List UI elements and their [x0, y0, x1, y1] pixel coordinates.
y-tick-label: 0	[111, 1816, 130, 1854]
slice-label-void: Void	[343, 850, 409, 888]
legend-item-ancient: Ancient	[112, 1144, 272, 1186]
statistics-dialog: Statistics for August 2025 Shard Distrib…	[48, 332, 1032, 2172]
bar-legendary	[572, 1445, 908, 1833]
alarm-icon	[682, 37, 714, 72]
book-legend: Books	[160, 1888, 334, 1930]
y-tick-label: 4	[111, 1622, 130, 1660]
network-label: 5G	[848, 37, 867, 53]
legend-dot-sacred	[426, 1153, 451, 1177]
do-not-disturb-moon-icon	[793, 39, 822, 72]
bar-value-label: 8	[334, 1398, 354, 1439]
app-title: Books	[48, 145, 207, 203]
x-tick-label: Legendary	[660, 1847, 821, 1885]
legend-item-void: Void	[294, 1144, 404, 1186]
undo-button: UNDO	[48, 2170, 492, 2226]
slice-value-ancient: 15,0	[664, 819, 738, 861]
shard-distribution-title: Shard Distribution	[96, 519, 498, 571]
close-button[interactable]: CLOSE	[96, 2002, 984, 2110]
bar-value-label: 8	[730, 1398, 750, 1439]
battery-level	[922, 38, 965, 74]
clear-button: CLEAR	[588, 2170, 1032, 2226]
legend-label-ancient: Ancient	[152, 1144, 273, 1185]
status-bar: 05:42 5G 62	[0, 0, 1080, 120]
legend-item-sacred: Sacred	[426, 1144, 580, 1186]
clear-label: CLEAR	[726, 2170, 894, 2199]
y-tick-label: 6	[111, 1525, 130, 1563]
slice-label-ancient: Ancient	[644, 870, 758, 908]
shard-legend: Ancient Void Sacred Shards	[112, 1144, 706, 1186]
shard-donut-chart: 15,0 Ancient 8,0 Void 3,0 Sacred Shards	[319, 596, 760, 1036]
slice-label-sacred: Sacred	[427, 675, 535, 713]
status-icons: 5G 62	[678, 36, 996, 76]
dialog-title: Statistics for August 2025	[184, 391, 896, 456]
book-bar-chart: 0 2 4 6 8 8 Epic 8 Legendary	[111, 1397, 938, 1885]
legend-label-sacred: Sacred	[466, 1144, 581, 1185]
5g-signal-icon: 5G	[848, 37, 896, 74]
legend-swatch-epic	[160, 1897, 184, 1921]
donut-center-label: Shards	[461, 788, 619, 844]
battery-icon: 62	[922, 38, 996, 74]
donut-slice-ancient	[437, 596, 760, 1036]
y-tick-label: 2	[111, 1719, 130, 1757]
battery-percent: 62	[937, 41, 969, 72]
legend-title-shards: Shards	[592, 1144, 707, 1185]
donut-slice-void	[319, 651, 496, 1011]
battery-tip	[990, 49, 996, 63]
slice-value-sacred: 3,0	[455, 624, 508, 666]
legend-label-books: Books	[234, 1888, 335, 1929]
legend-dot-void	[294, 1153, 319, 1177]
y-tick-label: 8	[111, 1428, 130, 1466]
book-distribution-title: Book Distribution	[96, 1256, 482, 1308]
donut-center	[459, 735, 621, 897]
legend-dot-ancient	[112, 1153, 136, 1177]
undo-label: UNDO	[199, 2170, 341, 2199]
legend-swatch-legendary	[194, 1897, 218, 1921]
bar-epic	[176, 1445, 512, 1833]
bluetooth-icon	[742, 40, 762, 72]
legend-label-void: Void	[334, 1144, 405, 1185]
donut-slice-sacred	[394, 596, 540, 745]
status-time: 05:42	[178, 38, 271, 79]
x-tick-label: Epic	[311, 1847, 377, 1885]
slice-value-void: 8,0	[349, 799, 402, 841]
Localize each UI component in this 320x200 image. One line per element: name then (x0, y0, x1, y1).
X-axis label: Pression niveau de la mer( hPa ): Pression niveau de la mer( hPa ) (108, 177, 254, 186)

WRITTEN PROBLEM — Convert every line of the items above into a Markdown table with the columns "Index" and "Entry", numbering the rows in order and dropping blank lines.

SOLUTION TO THIS PROBLEM —
| Index | Entry |
|---|---|
| 1 | List UI elements and their [x0, y0, x1, y1] pixel coordinates. |
| 2 | y-tick-label: 0	[111, 1816, 130, 1854] |
| 3 | slice-label-void: Void	[343, 850, 409, 888] |
| 4 | legend-item-ancient: Ancient	[112, 1144, 272, 1186] |
| 5 | statistics-dialog: Statistics for August 2025 Shard Distrib…	[48, 332, 1032, 2172] |
| 6 | bar-legendary	[572, 1445, 908, 1833] |
| 7 | alarm-icon	[682, 37, 714, 72] |
| 8 | book-legend: Books	[160, 1888, 334, 1930] |
| 9 | y-tick-label: 4	[111, 1622, 130, 1660] |
| 10 | network-label: 5G	[848, 37, 867, 53] |
| 11 | legend-dot-sacred	[426, 1153, 451, 1177] |
| 12 | do-not-disturb-moon-icon	[793, 39, 822, 72] |
| 13 | bar-value-label: 8	[334, 1398, 354, 1439] |
| 14 | app-title: Books	[48, 145, 207, 203] |
| 15 | x-tick-label: Legendary	[660, 1847, 821, 1885] |
| 16 | legend-item-void: Void	[294, 1144, 404, 1186] |
| 17 | undo-button: UNDO	[48, 2170, 492, 2226] |
| 18 | slice-value-ancient: 15,0	[664, 819, 738, 861] |
| 19 | shard-distribution-title: Shard Distribution	[96, 519, 498, 571] |
| 20 | close-button[interactable]: CLOSE	[96, 2002, 984, 2110] |
| 21 | bar-value-label: 8	[730, 1398, 750, 1439] |
| 22 | battery-level	[922, 38, 965, 74] |
| 23 | clear-button: CLEAR	[588, 2170, 1032, 2226] |
| 24 | legend-label-ancient: Ancient	[152, 1144, 273, 1185] |
| 25 | status-bar: 05:42 5G 62	[0, 0, 1080, 120] |
| 26 | legend-item-sacred: Sacred	[426, 1144, 580, 1186] |
| 27 | clear-label: CLEAR	[726, 2170, 894, 2199] |
| 28 | y-tick-label: 6	[111, 1525, 130, 1563] |
| 29 | slice-label-ancient: Ancient	[644, 870, 758, 908] |
| 30 | shard-legend: Ancient Void Sacred Shards	[112, 1144, 706, 1186] |
| 31 | shard-donut-chart: 15,0 Ancient 8,0 Void 3,0 Sacred Shards	[319, 596, 760, 1036] |
| 32 | slice-label-sacred: Sacred	[427, 675, 535, 713] |
| 33 | status-icons: 5G 62	[678, 36, 996, 76] |
| 34 | dialog-title: Statistics for August 2025	[184, 391, 896, 456] |
| 35 | book-bar-chart: 0 2 4 6 8 8 Epic 8 Legendary	[111, 1397, 938, 1885] |
| 36 | legend-label-sacred: Sacred	[466, 1144, 581, 1185] |
| 37 | 5g-signal-icon: 5G	[848, 37, 896, 74] |
| 38 | legend-swatch-epic	[160, 1897, 184, 1921] |
| 39 | donut-center-label: Shards	[461, 788, 619, 844] |
| 40 | battery-icon: 62	[922, 38, 996, 74] |
| 41 | donut-slice-ancient	[437, 596, 760, 1036] |
| 42 | y-tick-label: 2	[111, 1719, 130, 1757] |
| 43 | battery-percent: 62	[937, 41, 969, 72] |
| 44 | legend-title-shards: Shards	[592, 1144, 707, 1185] |
| 45 | donut-slice-void	[319, 651, 496, 1011] |
| 46 | battery-tip	[990, 49, 996, 63] |
| 47 | slice-value-sacred: 3,0	[455, 624, 508, 666] |
| 48 | legend-label-books: Books	[234, 1888, 335, 1929] |
| 49 | legend-dot-void	[294, 1153, 319, 1177] |
| 50 | y-tick-label: 8	[111, 1428, 130, 1466] |
| 51 | book-distribution-title: Book Distribution	[96, 1256, 482, 1308] |
| 52 | donut-center	[459, 735, 621, 897] |
| 53 | legend-dot-ancient	[112, 1153, 136, 1177] |
| 54 | undo-label: UNDO	[199, 2170, 341, 2199] |
| 55 | legend-swatch-legendary	[194, 1897, 218, 1921] |
| 56 | bar-epic	[176, 1445, 512, 1833] |
| 57 | bluetooth-icon	[742, 40, 762, 72] |
| 58 | legend-label-void: Void	[334, 1144, 405, 1185] |
| 59 | donut-slice-sacred	[394, 596, 540, 745] |
| 60 | status-time: 05:42	[178, 38, 271, 79] |
| 61 | x-tick-label: Epic	[311, 1847, 377, 1885] |
| 62 | slice-value-void: 8,0	[349, 799, 402, 841] |
| 63 | Localize each UI component in this 320x200 image. One line per element: name then (x0, y0, x1, y1). |
| 64 | X-axis label: Pression niveau de la mer( hPa ): Pression niveau de la mer( hPa ) (108, 177, 254, 186) |